— START OF Provided entries —

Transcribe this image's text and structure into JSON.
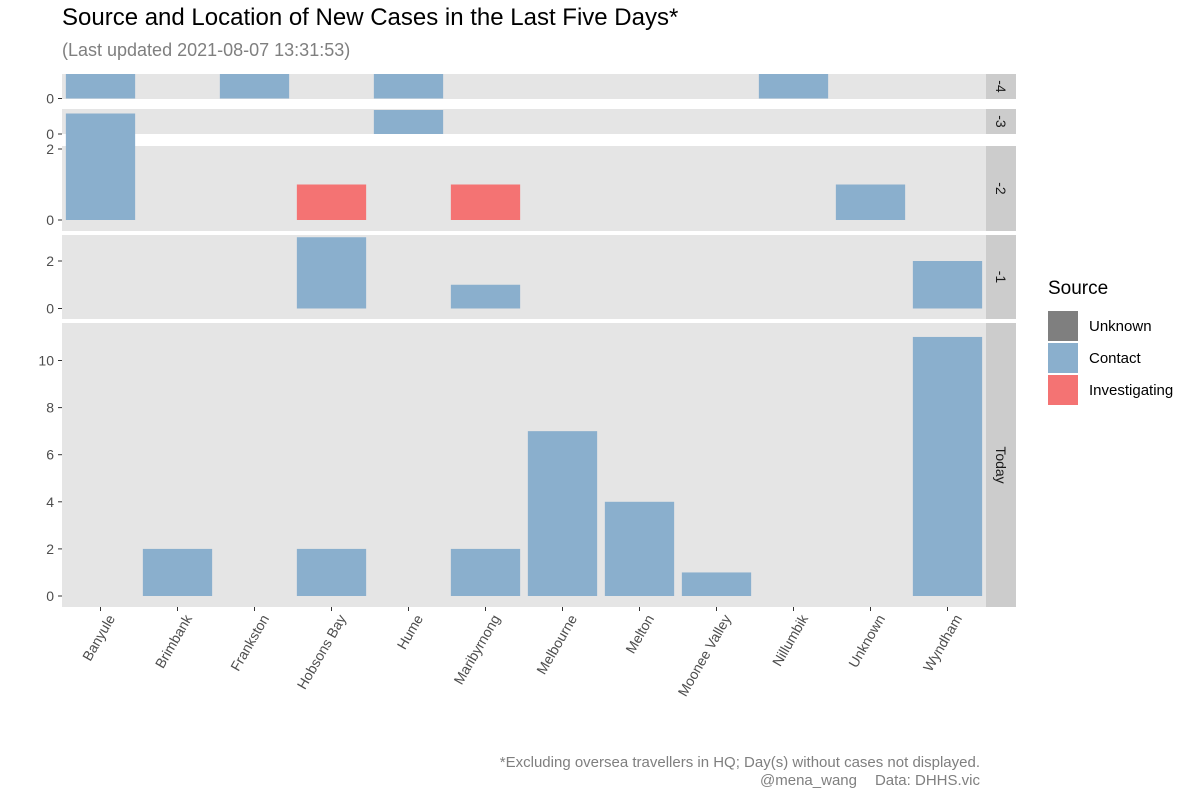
{
  "header": {
    "title": "Source and Location of New Cases in the Last Five Days*",
    "subtitle": "(Last updated 2021-08-07 13:31:53)"
  },
  "legend": {
    "title": "Source",
    "items": [
      {
        "label": "Unknown",
        "color": "#7f7f7f"
      },
      {
        "label": "Contact",
        "color": "#8aafcd"
      },
      {
        "label": "Investigating",
        "color": "#f47373"
      }
    ]
  },
  "caption": {
    "line1": "*Excluding oversea travellers in HQ; Day(s) without cases not displayed.",
    "handle": "@mena_wang",
    "source": "Data: DHHS.vic"
  },
  "chart_data": {
    "type": "bar",
    "x_categories": [
      "Banyule",
      "Brimbank",
      "Frankston",
      "Hobsons Bay",
      "Hume",
      "Maribyrnong",
      "Melbourne",
      "Melton",
      "Moonee Valley",
      "Nillumbik",
      "Unknown",
      "Wyndham"
    ],
    "facets": [
      {
        "label": "-4",
        "yticks": [
          0
        ],
        "ylim": [
          0,
          1
        ],
        "bars": [
          {
            "x": "Banyule",
            "value": 1,
            "source": "Contact"
          },
          {
            "x": "Frankston",
            "value": 1,
            "source": "Contact"
          },
          {
            "x": "Hume",
            "value": 1,
            "source": "Contact"
          },
          {
            "x": "Nillumbik",
            "value": 1,
            "source": "Contact"
          }
        ]
      },
      {
        "label": "-3",
        "yticks": [
          0
        ],
        "ylim": [
          0,
          1
        ],
        "bars": [
          {
            "x": "Hume",
            "value": 1,
            "source": "Contact"
          }
        ]
      },
      {
        "label": "-2",
        "yticks": [
          0,
          2
        ],
        "ylim": [
          0,
          3
        ],
        "bars": [
          {
            "x": "Banyule",
            "value": 3,
            "source": "Contact"
          },
          {
            "x": "Hobsons Bay",
            "value": 1,
            "source": "Investigating"
          },
          {
            "x": "Maribyrnong",
            "value": 1,
            "source": "Investigating"
          },
          {
            "x": "Unknown",
            "value": 1,
            "source": "Contact"
          }
        ]
      },
      {
        "label": "-1",
        "yticks": [
          0,
          2
        ],
        "ylim": [
          0,
          3
        ],
        "bars": [
          {
            "x": "Hobsons Bay",
            "value": 3,
            "source": "Contact"
          },
          {
            "x": "Maribyrnong",
            "value": 1,
            "source": "Contact"
          },
          {
            "x": "Wyndham",
            "value": 2,
            "source": "Contact"
          }
        ]
      },
      {
        "label": "Today",
        "yticks": [
          0,
          2,
          4,
          6,
          8,
          10
        ],
        "ylim": [
          0,
          11
        ],
        "bars": [
          {
            "x": "Brimbank",
            "value": 2,
            "source": "Contact"
          },
          {
            "x": "Hobsons Bay",
            "value": 2,
            "source": "Contact"
          },
          {
            "x": "Maribyrnong",
            "value": 2,
            "source": "Contact"
          },
          {
            "x": "Melbourne",
            "value": 7,
            "source": "Contact"
          },
          {
            "x": "Melton",
            "value": 4,
            "source": "Contact"
          },
          {
            "x": "Moonee Valley",
            "value": 1,
            "source": "Contact"
          },
          {
            "x": "Wyndham",
            "value": 11,
            "source": "Contact"
          }
        ]
      }
    ],
    "grid": false
  }
}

— END OF Provided entries —

Output, exactly, all the records above; include no pictures.

#### Finished exercise
Transcribe this image's text and structure into JSON.
{
  "header": {
    "title": "Source and Location of New Cases in the Last Five Days*",
    "subtitle": "(Last updated 2021-08-07 13:31:53)"
  },
  "legend": {
    "title": "Source",
    "items": [
      {
        "label": "Unknown",
        "color": "#7f7f7f"
      },
      {
        "label": "Contact",
        "color": "#8aafcd"
      },
      {
        "label": "Investigating",
        "color": "#f47373"
      }
    ]
  },
  "caption": {
    "line1": "*Excluding oversea travellers in HQ; Day(s) without cases not displayed.",
    "handle": "@mena_wang",
    "source": "Data: DHHS.vic"
  },
  "chart_data": {
    "type": "bar",
    "x_categories": [
      "Banyule",
      "Brimbank",
      "Frankston",
      "Hobsons Bay",
      "Hume",
      "Maribyrnong",
      "Melbourne",
      "Melton",
      "Moonee Valley",
      "Nillumbik",
      "Unknown",
      "Wyndham"
    ],
    "facets": [
      {
        "label": "-4",
        "yticks": [
          0
        ],
        "ylim": [
          0,
          1
        ],
        "bars": [
          {
            "x": "Banyule",
            "value": 1,
            "source": "Contact"
          },
          {
            "x": "Frankston",
            "value": 1,
            "source": "Contact"
          },
          {
            "x": "Hume",
            "value": 1,
            "source": "Contact"
          },
          {
            "x": "Nillumbik",
            "value": 1,
            "source": "Contact"
          }
        ]
      },
      {
        "label": "-3",
        "yticks": [
          0
        ],
        "ylim": [
          0,
          1
        ],
        "bars": [
          {
            "x": "Hume",
            "value": 1,
            "source": "Contact"
          }
        ]
      },
      {
        "label": "-2",
        "yticks": [
          0,
          2
        ],
        "ylim": [
          0,
          3
        ],
        "bars": [
          {
            "x": "Banyule",
            "value": 3,
            "source": "Contact"
          },
          {
            "x": "Hobsons Bay",
            "value": 1,
            "source": "Investigating"
          },
          {
            "x": "Maribyrnong",
            "value": 1,
            "source": "Investigating"
          },
          {
            "x": "Unknown",
            "value": 1,
            "source": "Contact"
          }
        ]
      },
      {
        "label": "-1",
        "yticks": [
          0,
          2
        ],
        "ylim": [
          0,
          3
        ],
        "bars": [
          {
            "x": "Hobsons Bay",
            "value": 3,
            "source": "Contact"
          },
          {
            "x": "Maribyrnong",
            "value": 1,
            "source": "Contact"
          },
          {
            "x": "Wyndham",
            "value": 2,
            "source": "Contact"
          }
        ]
      },
      {
        "label": "Today",
        "yticks": [
          0,
          2,
          4,
          6,
          8,
          10
        ],
        "ylim": [
          0,
          11
        ],
        "bars": [
          {
            "x": "Brimbank",
            "value": 2,
            "source": "Contact"
          },
          {
            "x": "Hobsons Bay",
            "value": 2,
            "source": "Contact"
          },
          {
            "x": "Maribyrnong",
            "value": 2,
            "source": "Contact"
          },
          {
            "x": "Melbourne",
            "value": 7,
            "source": "Contact"
          },
          {
            "x": "Melton",
            "value": 4,
            "source": "Contact"
          },
          {
            "x": "Moonee Valley",
            "value": 1,
            "source": "Contact"
          },
          {
            "x": "Wyndham",
            "value": 11,
            "source": "Contact"
          }
        ]
      }
    ],
    "grid": false
  }
}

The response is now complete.